Given data:
****

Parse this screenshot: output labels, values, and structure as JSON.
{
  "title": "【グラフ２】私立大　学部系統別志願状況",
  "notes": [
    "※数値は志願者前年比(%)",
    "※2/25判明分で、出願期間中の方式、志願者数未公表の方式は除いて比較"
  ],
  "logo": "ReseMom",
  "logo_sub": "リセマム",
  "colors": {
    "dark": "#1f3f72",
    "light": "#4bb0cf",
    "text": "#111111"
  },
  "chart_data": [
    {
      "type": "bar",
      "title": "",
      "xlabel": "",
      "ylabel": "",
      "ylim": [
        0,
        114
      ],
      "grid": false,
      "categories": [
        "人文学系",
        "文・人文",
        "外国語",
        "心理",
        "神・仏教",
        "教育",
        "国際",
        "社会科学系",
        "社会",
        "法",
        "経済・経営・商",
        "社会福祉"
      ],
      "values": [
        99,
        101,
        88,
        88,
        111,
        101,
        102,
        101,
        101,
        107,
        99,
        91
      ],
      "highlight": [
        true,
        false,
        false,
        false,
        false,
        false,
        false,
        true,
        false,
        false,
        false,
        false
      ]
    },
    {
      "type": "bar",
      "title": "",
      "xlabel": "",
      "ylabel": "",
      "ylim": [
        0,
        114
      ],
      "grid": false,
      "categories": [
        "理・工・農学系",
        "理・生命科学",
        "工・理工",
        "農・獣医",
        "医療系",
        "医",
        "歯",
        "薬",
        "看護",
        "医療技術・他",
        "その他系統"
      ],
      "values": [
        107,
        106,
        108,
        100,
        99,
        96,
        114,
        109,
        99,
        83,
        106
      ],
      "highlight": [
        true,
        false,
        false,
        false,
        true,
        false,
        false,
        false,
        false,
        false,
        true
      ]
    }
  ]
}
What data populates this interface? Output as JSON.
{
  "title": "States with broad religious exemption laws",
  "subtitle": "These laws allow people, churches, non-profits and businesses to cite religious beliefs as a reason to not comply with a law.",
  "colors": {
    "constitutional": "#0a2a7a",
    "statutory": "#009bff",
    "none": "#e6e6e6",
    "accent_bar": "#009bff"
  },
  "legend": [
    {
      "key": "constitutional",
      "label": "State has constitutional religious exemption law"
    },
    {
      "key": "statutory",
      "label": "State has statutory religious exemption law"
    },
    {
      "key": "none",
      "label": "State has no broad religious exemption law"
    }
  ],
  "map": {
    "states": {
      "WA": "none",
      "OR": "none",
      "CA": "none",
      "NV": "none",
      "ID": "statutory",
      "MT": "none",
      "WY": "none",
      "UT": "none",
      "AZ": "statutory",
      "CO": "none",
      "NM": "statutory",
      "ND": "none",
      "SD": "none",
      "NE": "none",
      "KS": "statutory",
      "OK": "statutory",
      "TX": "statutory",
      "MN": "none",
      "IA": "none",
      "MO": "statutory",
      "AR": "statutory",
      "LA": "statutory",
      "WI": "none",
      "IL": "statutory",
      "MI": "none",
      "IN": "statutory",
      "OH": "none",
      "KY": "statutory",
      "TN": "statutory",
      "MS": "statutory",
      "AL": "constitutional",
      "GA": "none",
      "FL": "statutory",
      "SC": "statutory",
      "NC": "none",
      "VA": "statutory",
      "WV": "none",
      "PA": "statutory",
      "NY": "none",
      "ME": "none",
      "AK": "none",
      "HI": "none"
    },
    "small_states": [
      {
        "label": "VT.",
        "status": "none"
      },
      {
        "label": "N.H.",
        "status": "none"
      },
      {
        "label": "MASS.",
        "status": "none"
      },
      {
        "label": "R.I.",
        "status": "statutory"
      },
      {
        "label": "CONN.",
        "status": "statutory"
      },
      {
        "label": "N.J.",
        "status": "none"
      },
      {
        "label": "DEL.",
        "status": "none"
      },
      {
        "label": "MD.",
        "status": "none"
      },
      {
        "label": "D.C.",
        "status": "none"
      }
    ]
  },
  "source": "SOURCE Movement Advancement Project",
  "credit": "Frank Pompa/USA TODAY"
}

****

What to work on:
The entries above must be returned in full, exactly as shown.

Expected answer:
Parse this screenshot: output labels, values, and structure as JSON.
{
  "title": "【グラフ２】私立大　学部系統別志願状況",
  "notes": [
    "※数値は志願者前年比(%)",
    "※2/25判明分で、出願期間中の方式、志願者数未公表の方式は除いて比較"
  ],
  "logo": "ReseMom",
  "logo_sub": "リセマム",
  "colors": {
    "dark": "#1f3f72",
    "light": "#4bb0cf",
    "text": "#111111"
  },
  "chart_data": [
    {
      "type": "bar",
      "title": "",
      "xlabel": "",
      "ylabel": "",
      "ylim": [
        0,
        114
      ],
      "grid": false,
      "categories": [
        "人文学系",
        "文・人文",
        "外国語",
        "心理",
        "神・仏教",
        "教育",
        "国際",
        "社会科学系",
        "社会",
        "法",
        "経済・経営・商",
        "社会福祉"
      ],
      "values": [
        99,
        101,
        88,
        88,
        111,
        101,
        102,
        101,
        101,
        107,
        99,
        91
      ],
      "highlight": [
        true,
        false,
        false,
        false,
        false,
        false,
        false,
        true,
        false,
        false,
        false,
        false
      ]
    },
    {
      "type": "bar",
      "title": "",
      "xlabel": "",
      "ylabel": "",
      "ylim": [
        0,
        114
      ],
      "grid": false,
      "categories": [
        "理・工・農学系",
        "理・生命科学",
        "工・理工",
        "農・獣医",
        "医療系",
        "医",
        "歯",
        "薬",
        "看護",
        "医療技術・他",
        "その他系統"
      ],
      "values": [
        107,
        106,
        108,
        100,
        99,
        96,
        114,
        109,
        99,
        83,
        106
      ],
      "highlight": [
        true,
        false,
        false,
        false,
        true,
        false,
        false,
        false,
        false,
        false,
        true
      ]
    }
  ]
}
What data populates this interface? Output as JSON.
{
  "title": "States with broad religious exemption laws",
  "subtitle": "These laws allow people, churches, non-profits and businesses to cite religious beliefs as a reason to not comply with a law.",
  "colors": {
    "constitutional": "#0a2a7a",
    "statutory": "#009bff",
    "none": "#e6e6e6",
    "accent_bar": "#009bff"
  },
  "legend": [
    {
      "key": "constitutional",
      "label": "State has constitutional religious exemption law"
    },
    {
      "key": "statutory",
      "label": "State has statutory religious exemption law"
    },
    {
      "key": "none",
      "label": "State has no broad religious exemption law"
    }
  ],
  "map": {
    "states": {
      "WA": "none",
      "OR": "none",
      "CA": "none",
      "NV": "none",
      "ID": "statutory",
      "MT": "none",
      "WY": "none",
      "UT": "none",
      "AZ": "statutory",
      "CO": "none",
      "NM": "statutory",
      "ND": "none",
      "SD": "none",
      "NE": "none",
      "KS": "statutory",
      "OK": "statutory",
      "TX": "statutory",
      "MN": "none",
      "IA": "none",
      "MO": "statutory",
      "AR": "statutory",
      "LA": "statutory",
      "WI": "none",
      "IL": "statutory",
      "MI": "none",
      "IN": "statutory",
      "OH": "none",
      "KY": "statutory",
      "TN": "statutory",
      "MS": "statutory",
      "AL": "constitutional",
      "GA": "none",
      "FL": "statutory",
      "SC": "statutory",
      "NC": "none",
      "VA": "statutory",
      "WV": "none",
      "PA": "statutory",
      "NY": "none",
      "ME": "none",
      "AK": "none",
      "HI": "none"
    },
    "small_states": [
      {
        "label": "VT.",
        "status": "none"
      },
      {
        "label": "N.H.",
        "status": "none"
      },
      {
        "label": "MASS.",
        "status": "none"
      },
      {
        "label": "R.I.",
        "status": "statutory"
      },
      {
        "label": "CONN.",
        "status": "statutory"
      },
      {
        "label": "N.J.",
        "status": "none"
      },
      {
        "label": "DEL.",
        "status": "none"
      },
      {
        "label": "MD.",
        "status": "none"
      },
      {
        "label": "D.C.",
        "status": "none"
      }
    ]
  },
  "source": "SOURCE Movement Advancement Project",
  "credit": "Frank Pompa/USA TODAY"
}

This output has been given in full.